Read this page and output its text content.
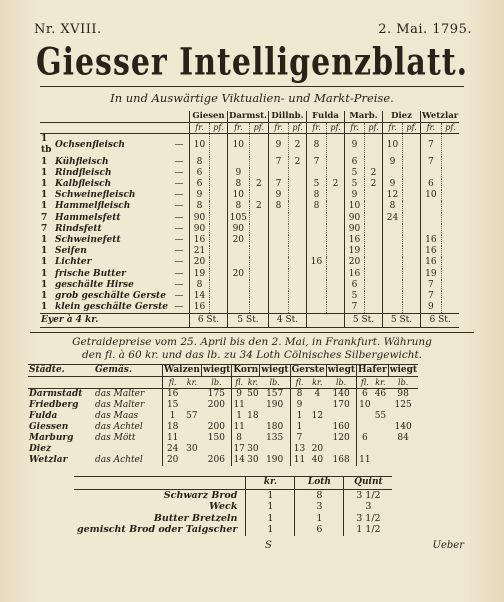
Nr. XVIII.	2. Mai. 1795.
Giesser Intelligenzblatt.
In und Auswärtige Viktualien- und Markt-Preise.
			Giesen		Darmst.		Dillnb.		Fulda		Marb.		Diez		Wetzlar	
			fr.	pf.	fr.	pf.	fr.	pf.	fr.	pf.	fr.	pf.	fr.	pf.	fr.	pf.
1 tb	Ochsenfleisch	—	10		10		9	2	8		9		10		7	
1	Kühfleisch	—	8				7	2	7		6		9		7	
1	Rindfleisch	—	6		9						5	2				
1	Kalbfleisch	—	6		8	2	7		5	2	5	2	9		6	
1	Schweinefleisch	—	9		10		9		8		9		12		10	
1	Hammelfleisch	—	8		8	2	8		8		10		8			
7	Hammelsfett	—	90		105						90		24			
7	Rindsfett	—	90		90						90					
1	Schweinefett	—	16		20						16				16	
1	Seifen	—	21								19				16	
1	Lichter	—	20						16		20				16	
1	frische Butter	—	19		20						16				19	
1	geschälte Hirse	—	8								6				7	
1	grob geschälte Gerste	—	14								5				7	
1	klein geschälte Gerste	—	16								7				9	
Eyer à 4 kr.			6 St.		5 St.		4 St.				5 St.		5 St.		6 St.	
Getraidepreise vom 25. April bis den 2. Mai, in Frankfurt. Währung
den fl. à 60 kr. und das lb. zu 34 Loth Cölnisches Silbergewicht.
Städte.	Gemäs.	Waizen		wiegt	Korn		wiegt	Gerste		wiegt	Hafer		wiegt
		fl.	kr.	lb.	fl.	kr.	lb.	fl.	kr.	lb.	fl.	kr.	lb.
Darmstadt	das Malter	16		175	9	50	157	8	4	140	6	46	98
Friedberg	das Malter	15		200	11		190	9		170	10		125
Fulda	das Maas	1	57		1	18		1	12			55	
Giessen	das Achtel	18		200	11		180	1		160			140
Marburg	das Mött	11		150	8		135	7		120	6		84
Diez		24	30		17	30		13	20				
Wetzlar	das Achtel	20		206	14	30	190	11	40	168	11		
	kr.	Loth	Quint
Schwarz Brod	1	8	3 1/2
Weck	1	3	3
Butter Bretzeln	1	1	3 1/2
gemischt Brod oder Taigscher	1	6	1 1/2
S	Ueber
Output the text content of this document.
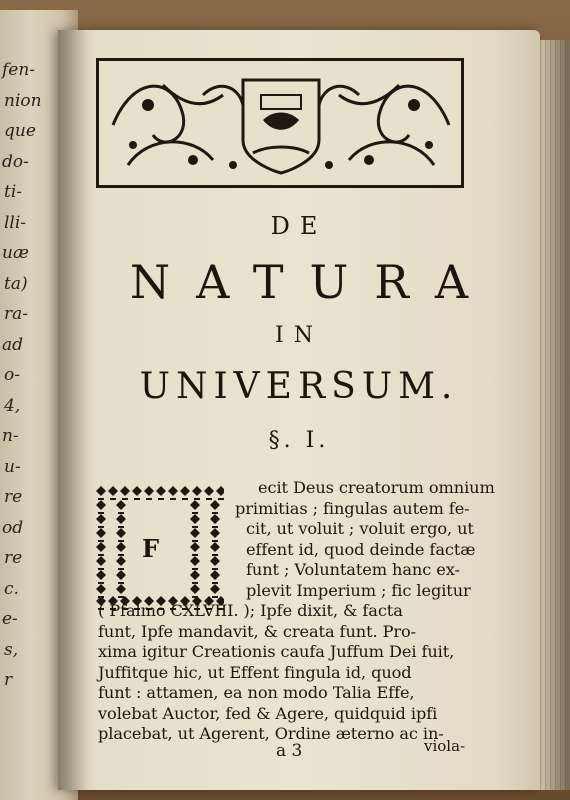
fen-
nion
que
do-
ti-
lli-
uæ
ta)
ra-
ad
o-
4,
n-
u-
re
od
re
c.
e-
s,
r
DE
NATURA
IN
UNIVERSUM.
§. I.
F
ecit Deus creatorum omnium
primitias ; fingulas autem fe-
cit, ut voluit ; voluit ergo, ut
effent id, quod deinde factæ
funt ; Voluntatem hanc ex-
plevit Imperium ; fic legitur
( Pfalmo CXLVIII. ); Ipfe dixit, & facta
funt, Ipfe mandavit, & creata funt. Pro-
xima igitur Creationis caufa Juffum Dei fuit,
Juffitque hic, ut Effent fingula id, quod
funt : attamen, ea non modo Talia Effe,
volebat Auctor, fed & Agere, quidquid ipfi
placebat, ut Agerent, Ordine æterno ac in-
a 3	viola-
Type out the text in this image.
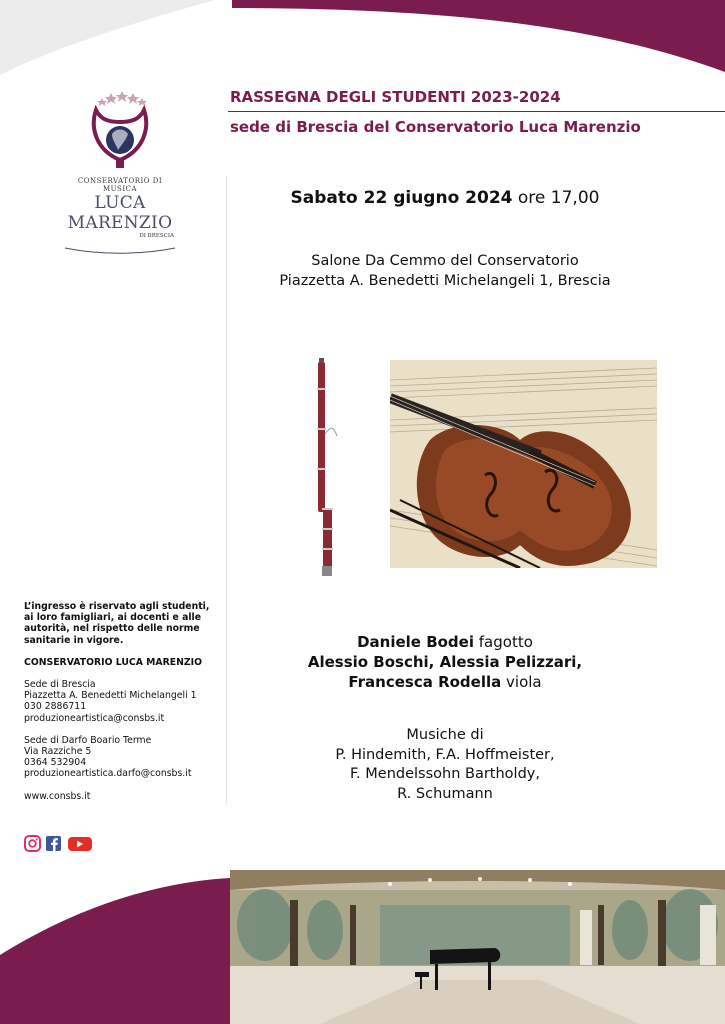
CONSERVATORIO DI MUSICA
LUCA MARENZIO
DI BRESCIA
RASSEGNA DEGLI STUDENTI 2023-2024
sede di Brescia del Conservatorio Luca Marenzio
Sabato 22 giugno 2024 ore 17,00
Salone Da Cemmo del Conservatorio
Piazzetta A. Benedetti Michelangeli 1, Brescia
Daniele Bodei fagotto
Alessio Boschi, Alessia Pelizzari,
Francesca Rodella viola
Musiche di
P. Hindemith, F.A. Hoffmeister,
F. Mendelssohn Bartholdy,
R. Schumann

L’ingresso è riservato agli studenti,

ai loro famigliari, ai docenti e alle

autorità, nel rispetto delle norme

sanitarie in vigore.

CONSERVATORIO LUCA MARENZIO

Sede di Brescia

Piazzetta A. Benedetti Michelangeli 1

030 2886711

produzioneartistica@consbs.it

Sede di Darfo Boario Terme

Via Razziche 5

0364 532904

produzioneartistica.darfo@consbs.it

www.consbs.it
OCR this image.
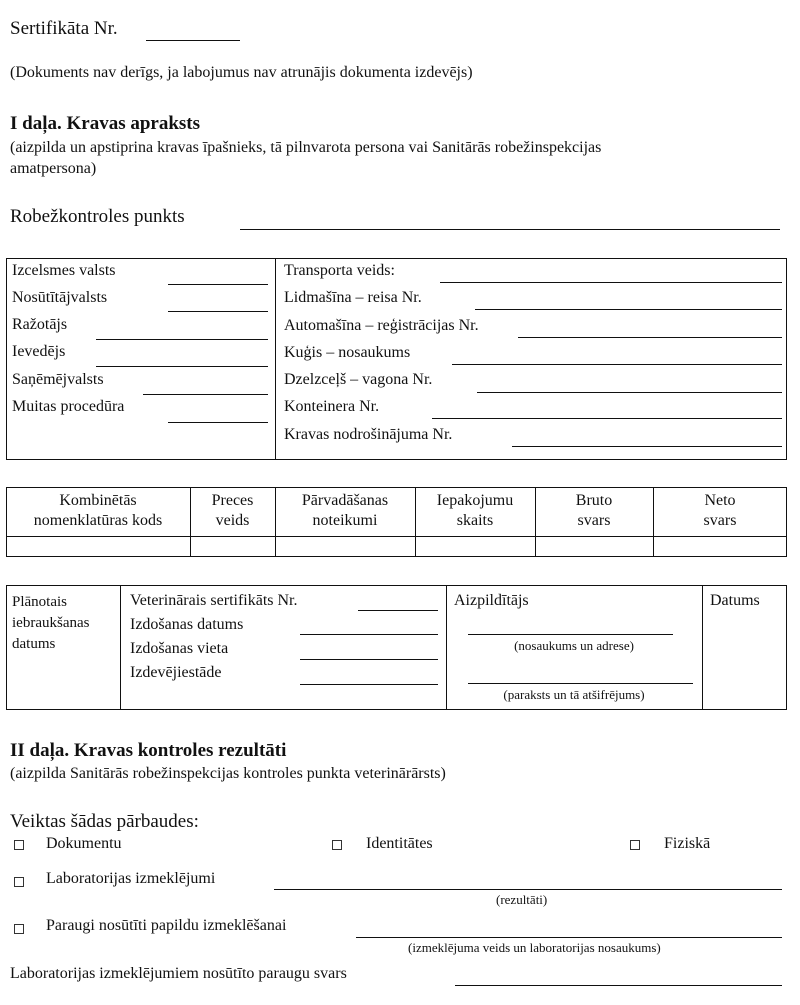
Sertifikāta Nr.
(Dokuments nav derīgs, ja labojumus nav atrunājis dokumenta izdevējs)
I daļa. Kravas apraksts
(aizpilda un apstiprina kravas īpašnieks, tā pilnvarota persona vai Sanitārās robežinspekcijas
amatpersona)
Robežkontroles punkts
Izcelsmes valsts
Nosūtītājvalsts
Ražotājs
Ievedējs
Saņēmējvalsts
Muitas procedūra
Transporta veids:
Lidmašīna – reisa Nr.
Automašīna – reģistrācijas Nr.
Kuģis – nosaukums
Dzelzceļš – vagona Nr.
Konteinera Nr.
Kravas nodrošinājuma Nr.
Kombinētās
nomenklatūras kods
Preces
veids
Pārvadāšanas
noteikumi
Iepakojumu
skaits
Bruto
svars
Neto
svars
Plānotais
iebraukšanas
datums
Veterinārais sertifikāts Nr.
Izdošanas datums
Izdošanas vieta
Izdevējiestāde
Aizpildītājs
(nosaukums un adrese)
(paraksts un tā atšifrējums)
Datums
II daļa. Kravas kontroles rezultāti
(aizpilda Sanitārās robežinspekcijas kontroles punkta veterinārārsts)
Veiktas šādas pārbaudes:
Dokumentu	Identitātes	Fiziskā
Laboratorijas izmeklējumi
(rezultāti)
Paraugi nosūtīti papildu izmeklēšanai
(izmeklējuma veids un laboratorijas nosaukums)
Laboratorijas izmeklējumiem nosūtīto paraugu svars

**INSTRUCTIONS TO FOLLOW:** Report each line in the preceding entries that holds the string "funt".

**RESPONSE:**
funt ; Voluntatem hanc ex-
funt, Ipfe mandavit, & creata funt. Pro-
funt : attamen, ea non modo Talia Effe,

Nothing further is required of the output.